Task directions:
Copy out all the lines exactly. Omit pictures.

Given data:
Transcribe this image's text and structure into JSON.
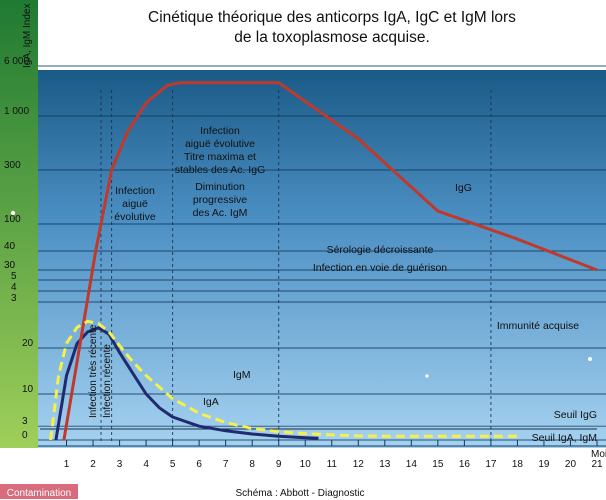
{
  "chart_data": {
    "type": "line",
    "title": "Cinétique théorique des anticorps IgA, IgC et IgM lors de la toxoplasmose acquise.",
    "title_lines": [
      "Cinétique théorique des anticorps IgA, IgC et IgM lors",
      "de la toxoplasmose acquise."
    ],
    "ylabel": "IgA, IgM Index",
    "xlabel": "Mois",
    "x_ticks": [
      "1",
      "2",
      "3",
      "4",
      "5",
      "6",
      "7",
      "8",
      "9",
      "10",
      "11",
      "12",
      "13",
      "14",
      "15",
      "16",
      "17",
      "18",
      "19",
      "20",
      "21"
    ],
    "y_ticks_upper": [
      "6 000",
      "1 000",
      "300",
      "100",
      "40",
      "30"
    ],
    "y_ticks_upper_values": [
      6000,
      1000,
      300,
      100,
      40,
      30
    ],
    "y_ticks_mid": [
      "5",
      "4",
      "3"
    ],
    "y_ticks_mid_values": [
      5,
      4,
      3
    ],
    "y_ticks_lower": [
      "20",
      "10",
      "3",
      "0"
    ],
    "y_ticks_lower_values": [
      20,
      10,
      3,
      0
    ],
    "lower_ymax": 30,
    "x_range": [
      0,
      21
    ],
    "grid": true,
    "colors": {
      "background_top": "#0f4f7a",
      "background_bottom": "#a6d2f0",
      "y_axis_band": "#2e8b3c",
      "IgG": "#c0392b",
      "IgM": "#f5f04a",
      "IgA": "#202a6e",
      "contamination_box": "#d86b7c"
    },
    "series": [
      {
        "name": "IgG",
        "scale": "upper",
        "x": [
          0.9,
          2.1,
          2.7,
          3.3,
          4.0,
          4.8,
          5.3,
          6.5,
          8.0,
          9.0,
          12.0,
          15.0,
          18.0,
          21.0
        ],
        "y": [
          1,
          40,
          300,
          700,
          1600,
          3000,
          3300,
          3300,
          3300,
          3300,
          600,
          130,
          60,
          30
        ]
      },
      {
        "name": "IgM",
        "scale": "lower",
        "x": [
          0.4,
          0.7,
          1.0,
          1.4,
          1.8,
          2.2,
          2.6,
          3.0,
          3.5,
          4.0,
          5.0,
          6.0,
          7.0,
          8.0,
          9.0,
          10.0,
          11.0,
          12.0,
          13.0,
          14.0,
          16.0,
          18.0
        ],
        "y": [
          0,
          14,
          21,
          24.5,
          25.8,
          25.3,
          23.5,
          20.5,
          17,
          14,
          9,
          5.8,
          3.8,
          2.5,
          1.8,
          1.4,
          1.1,
          0.9,
          0.8,
          0.8,
          0.8,
          0.8
        ]
      },
      {
        "name": "IgA",
        "scale": "lower",
        "x": [
          0.6,
          1.0,
          1.4,
          1.8,
          2.2,
          2.6,
          3.0,
          3.5,
          4.0,
          4.5,
          5.0,
          6.0,
          7.0,
          8.0,
          9.0,
          10.0,
          10.5
        ],
        "y": [
          0,
          14,
          21,
          23.5,
          24.4,
          23,
          19,
          14.5,
          10,
          7,
          5,
          3,
          2,
          1.3,
          0.8,
          0.5,
          0.4
        ]
      }
    ],
    "phase_lines_x": [
      2.3,
      2.7,
      5.0,
      9.0,
      17.0
    ],
    "seuil_IgG_value": 2.4,
    "seuil_IgA_IgM_value": 0.8,
    "annotations": {
      "infection_tres_recente": "Infection très récente",
      "infection_recente": "Infection récente",
      "infection_aigue": [
        "Infection",
        "aiguë",
        "évolutive"
      ],
      "infection_aigue_titre": [
        "Infection",
        "aiguë évolutive",
        "Titre maxima et",
        "stables des Ac. IgG",
        "Diminution",
        "progressive",
        "des Ac. IgM"
      ],
      "serologie": [
        "Sérologie décroissante",
        "Infection en voie de guérison"
      ],
      "immunite": "Immunité acquise",
      "seuil_igg": "Seuil IgG",
      "seuil_iga_igm": "Seuil IgA, IgM",
      "igg_label": "IgG",
      "igm_label": "IgM",
      "iga_label": "IgA",
      "contamination": "Contamination",
      "credit": "Schéma : Abbott - Diagnostic"
    }
  }
}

The completed task:
Transcribe this image's text and structure into JSON.
{
  "chart_data": {
    "type": "line",
    "title": "Cinétique théorique des anticorps IgA, IgC et IgM lors de la toxoplasmose acquise.",
    "title_lines": [
      "Cinétique théorique des anticorps IgA, IgC et IgM lors",
      "de la toxoplasmose acquise."
    ],
    "ylabel": "IgA, IgM Index",
    "xlabel": "Mois",
    "x_ticks": [
      "1",
      "2",
      "3",
      "4",
      "5",
      "6",
      "7",
      "8",
      "9",
      "10",
      "11",
      "12",
      "13",
      "14",
      "15",
      "16",
      "17",
      "18",
      "19",
      "20",
      "21"
    ],
    "y_ticks_upper": [
      "6 000",
      "1 000",
      "300",
      "100",
      "40",
      "30"
    ],
    "y_ticks_upper_values": [
      6000,
      1000,
      300,
      100,
      40,
      30
    ],
    "y_ticks_mid": [
      "5",
      "4",
      "3"
    ],
    "y_ticks_mid_values": [
      5,
      4,
      3
    ],
    "y_ticks_lower": [
      "20",
      "10",
      "3",
      "0"
    ],
    "y_ticks_lower_values": [
      20,
      10,
      3,
      0
    ],
    "lower_ymax": 30,
    "x_range": [
      0,
      21
    ],
    "grid": true,
    "colors": {
      "background_top": "#0f4f7a",
      "background_bottom": "#a6d2f0",
      "y_axis_band": "#2e8b3c",
      "IgG": "#c0392b",
      "IgM": "#f5f04a",
      "IgA": "#202a6e",
      "contamination_box": "#d86b7c"
    },
    "series": [
      {
        "name": "IgG",
        "scale": "upper",
        "x": [
          0.9,
          2.1,
          2.7,
          3.3,
          4.0,
          4.8,
          5.3,
          6.5,
          8.0,
          9.0,
          12.0,
          15.0,
          18.0,
          21.0
        ],
        "y": [
          1,
          40,
          300,
          700,
          1600,
          3000,
          3300,
          3300,
          3300,
          3300,
          600,
          130,
          60,
          30
        ]
      },
      {
        "name": "IgM",
        "scale": "lower",
        "x": [
          0.4,
          0.7,
          1.0,
          1.4,
          1.8,
          2.2,
          2.6,
          3.0,
          3.5,
          4.0,
          5.0,
          6.0,
          7.0,
          8.0,
          9.0,
          10.0,
          11.0,
          12.0,
          13.0,
          14.0,
          16.0,
          18.0
        ],
        "y": [
          0,
          14,
          21,
          24.5,
          25.8,
          25.3,
          23.5,
          20.5,
          17,
          14,
          9,
          5.8,
          3.8,
          2.5,
          1.8,
          1.4,
          1.1,
          0.9,
          0.8,
          0.8,
          0.8,
          0.8
        ]
      },
      {
        "name": "IgA",
        "scale": "lower",
        "x": [
          0.6,
          1.0,
          1.4,
          1.8,
          2.2,
          2.6,
          3.0,
          3.5,
          4.0,
          4.5,
          5.0,
          6.0,
          7.0,
          8.0,
          9.0,
          10.0,
          10.5
        ],
        "y": [
          0,
          14,
          21,
          23.5,
          24.4,
          23,
          19,
          14.5,
          10,
          7,
          5,
          3,
          2,
          1.3,
          0.8,
          0.5,
          0.4
        ]
      }
    ],
    "phase_lines_x": [
      2.3,
      2.7,
      5.0,
      9.0,
      17.0
    ],
    "seuil_IgG_value": 2.4,
    "seuil_IgA_IgM_value": 0.8,
    "annotations": {
      "infection_tres_recente": "Infection très récente",
      "infection_recente": "Infection récente",
      "infection_aigue": [
        "Infection",
        "aiguë",
        "évolutive"
      ],
      "infection_aigue_titre": [
        "Infection",
        "aiguë évolutive",
        "Titre maxima et",
        "stables des Ac. IgG",
        "Diminution",
        "progressive",
        "des Ac. IgM"
      ],
      "serologie": [
        "Sérologie décroissante",
        "Infection en voie de guérison"
      ],
      "immunite": "Immunité acquise",
      "seuil_igg": "Seuil IgG",
      "seuil_iga_igm": "Seuil IgA, IgM",
      "igg_label": "IgG",
      "igm_label": "IgM",
      "iga_label": "IgA",
      "contamination": "Contamination",
      "credit": "Schéma : Abbott - Diagnostic"
    }
  }
}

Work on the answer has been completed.